/---

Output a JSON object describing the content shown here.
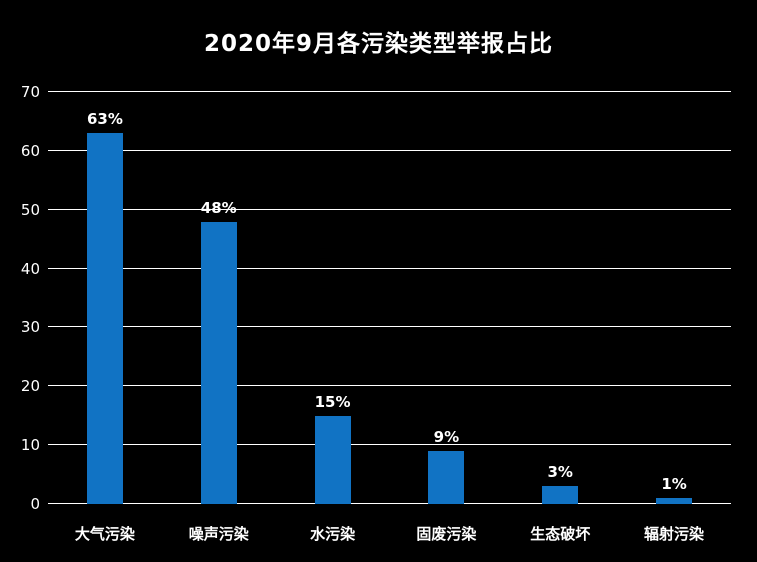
{
  "chart_data": {
    "type": "bar",
    "title": "2020年9月各污染类型举报占比",
    "categories": [
      "大气污染",
      "噪声污染",
      "水污染",
      "固废污染",
      "生态破坏",
      "辐射污染"
    ],
    "values": [
      63,
      48,
      15,
      9,
      3,
      1
    ],
    "value_labels": [
      "63%",
      "48%",
      "15%",
      "9%",
      "3%",
      "1%"
    ],
    "xlabel": "",
    "ylabel": "",
    "ylim": [
      0,
      70
    ],
    "yticks": [
      0,
      10,
      20,
      30,
      40,
      50,
      60,
      70
    ],
    "grid": true,
    "legend": false,
    "colors": {
      "background": "#000000",
      "bar": "#1173c4",
      "text": "#ffffff",
      "gridline": "#ffffff"
    }
  }
}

\---

* Exercise prompt: The listing above needs to be output again exactly. Don't include the pictures.

* Written solution:
Output a JSON object describing the content shown here.
{
  "chart_data": {
    "type": "bar",
    "title": "2020年9月各污染类型举报占比",
    "categories": [
      "大气污染",
      "噪声污染",
      "水污染",
      "固废污染",
      "生态破坏",
      "辐射污染"
    ],
    "values": [
      63,
      48,
      15,
      9,
      3,
      1
    ],
    "value_labels": [
      "63%",
      "48%",
      "15%",
      "9%",
      "3%",
      "1%"
    ],
    "xlabel": "",
    "ylabel": "",
    "ylim": [
      0,
      70
    ],
    "yticks": [
      0,
      10,
      20,
      30,
      40,
      50,
      60,
      70
    ],
    "grid": true,
    "legend": false,
    "colors": {
      "background": "#000000",
      "bar": "#1173c4",
      "text": "#ffffff",
      "gridline": "#ffffff"
    }
  }
}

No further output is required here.